PROBLEM TO WORK ON = Duplicate every line of the rows below without changing anything, and omit the pictures from your answer.

[Begin PROVIDED RECORDS]

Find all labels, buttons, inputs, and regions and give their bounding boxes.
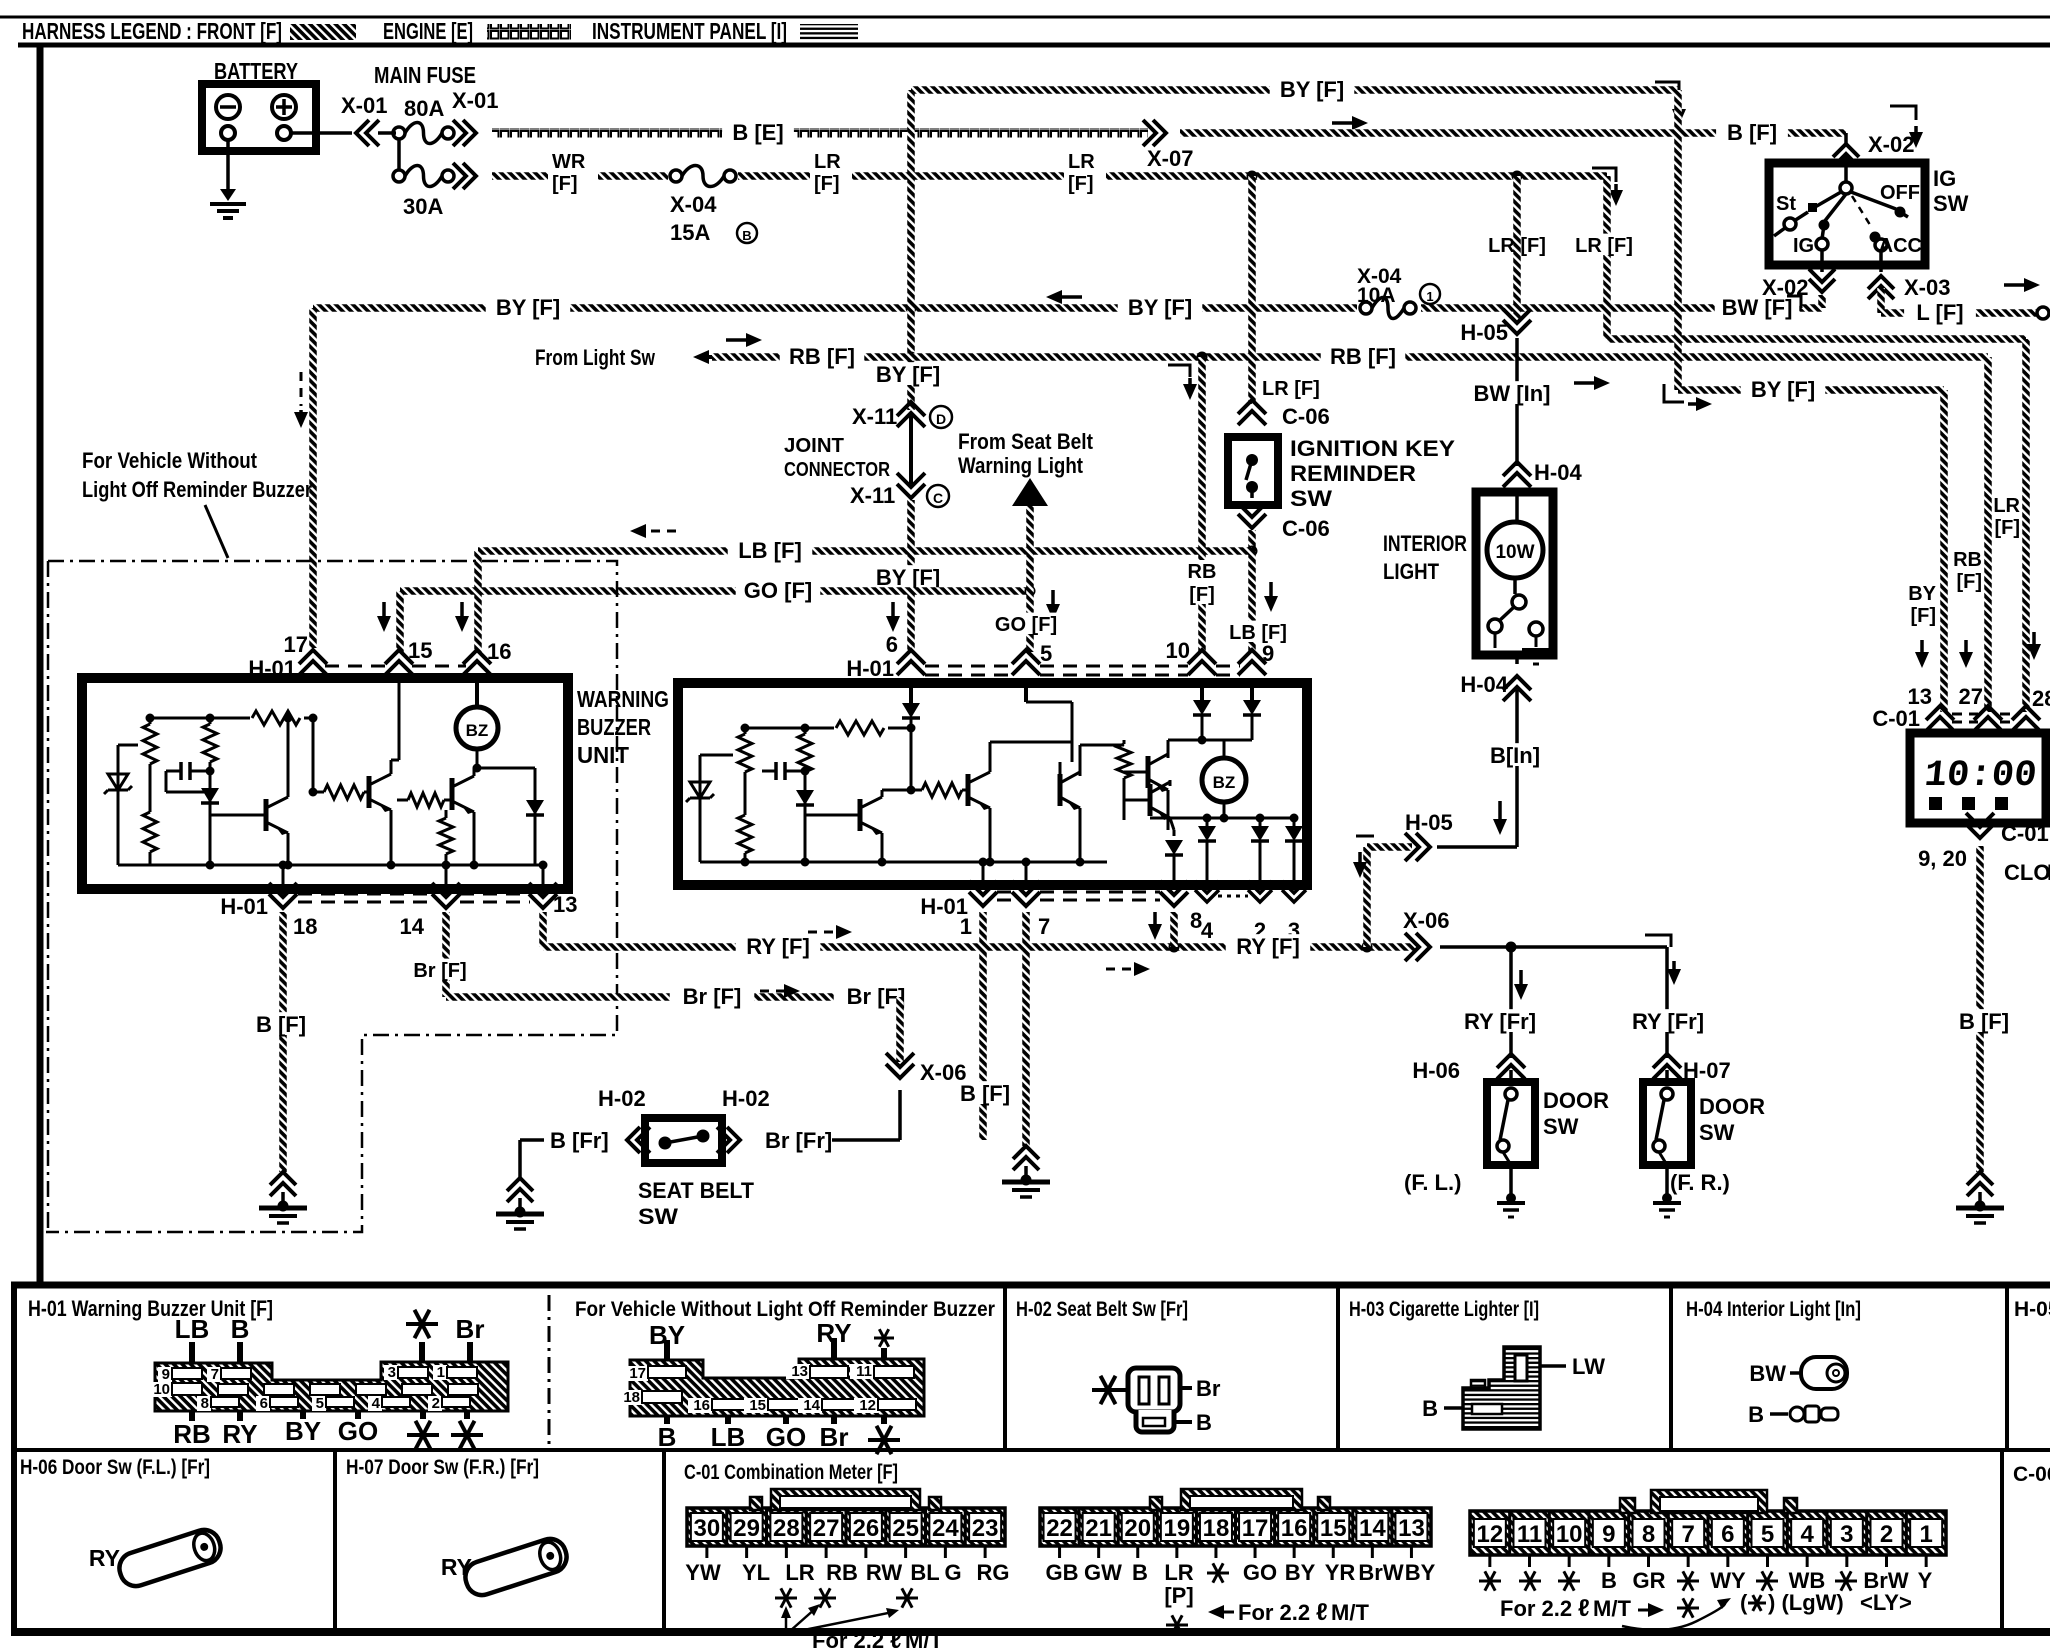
buzzer2 resistor R6 bbox=[911, 789, 922, 792]
svg-text:1: 1 bbox=[1426, 289, 1433, 304]
wire BW [F] from IG SW bbox=[1818, 295, 1826, 308]
svg-text:(F. L.): (F. L.) bbox=[1404, 1170, 1461, 1195]
buzzer2 bottom rail bbox=[700, 861, 1107, 864]
buzzer1 pin17 drop bbox=[312, 718, 315, 792]
connector X-11 (D) bbox=[897, 402, 925, 427]
label RY [Fr] (left) bbox=[1451, 1009, 1548, 1032]
svg-text:RG: RG bbox=[977, 1560, 1010, 1585]
connector X-01 (battery side) bbox=[356, 120, 379, 146]
svg-text:H-02: H-02 bbox=[598, 1086, 646, 1111]
battery positive post bbox=[277, 126, 291, 140]
corner mark with arrow (H-07 branch) bbox=[1645, 935, 1671, 947]
buzzer1 resistor R4 bbox=[445, 810, 448, 865]
svg-text:LR [F]: LR [F] bbox=[1262, 378, 1320, 400]
wire LB [F] row bbox=[478, 547, 1252, 555]
junction RY/H-05 branch bbox=[1362, 942, 1373, 953]
svg-text:7: 7 bbox=[1681, 1521, 1694, 1548]
svg-text:St: St bbox=[1776, 193, 1796, 215]
svg-text:6: 6 bbox=[260, 1395, 268, 1412]
wire IG down bbox=[1820, 250, 1824, 272]
svg-text:H-05: H-05 bbox=[1460, 320, 1508, 345]
svg-text:SW: SW bbox=[638, 1204, 678, 1229]
svg-text:15: 15 bbox=[408, 638, 432, 663]
connector C-01 chevrons bbox=[1926, 706, 1954, 731]
dashed arrow right (Br row) bbox=[760, 990, 786, 993]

[End PROVIDED RECORDS]

FULL RESPONSE =
Find all labels, buttons, inputs, and regions and give their bounding boxes.
buzzer2 resistor R6 bbox=[911, 789, 922, 792]
svg-text:1: 1 bbox=[1426, 289, 1433, 304]
wire BW [F] from IG SW bbox=[1818, 295, 1826, 308]
svg-text:(F. L.): (F. L.) bbox=[1404, 1170, 1461, 1195]
buzzer2 bottom rail bbox=[700, 861, 1107, 864]
buzzer1 pin17 drop bbox=[312, 718, 315, 792]
connector X-11 (D) bbox=[897, 402, 925, 427]
label RY [Fr] (left) bbox=[1451, 1009, 1548, 1032]
svg-text:RG: RG bbox=[977, 1560, 1010, 1585]
connector X-01 (battery side) bbox=[356, 120, 379, 146]
svg-text:H-02: H-02 bbox=[598, 1086, 646, 1111]
battery positive post bbox=[277, 126, 291, 140]
corner mark with arrow (H-07 branch) bbox=[1645, 935, 1671, 947]
buzzer1 resistor R4 bbox=[445, 810, 448, 865]
svg-text:LR [F]: LR [F] bbox=[1262, 378, 1320, 400]
wire LB [F] row bbox=[478, 547, 1252, 555]
junction RY/H-05 branch bbox=[1362, 942, 1373, 953]
svg-text:7: 7 bbox=[1681, 1521, 1694, 1548]
svg-text:St: St bbox=[1776, 193, 1796, 215]
svg-text:6: 6 bbox=[260, 1395, 268, 1412]
wire IG down bbox=[1820, 250, 1824, 272]
svg-text:H-05: H-05 bbox=[1460, 320, 1508, 345]
svg-text:SW: SW bbox=[638, 1204, 678, 1229]
svg-text:15: 15 bbox=[408, 638, 432, 663]
connector C-01 chevrons bbox=[1926, 706, 1954, 731]
dashed arrow right (Br row) bbox=[760, 990, 786, 993]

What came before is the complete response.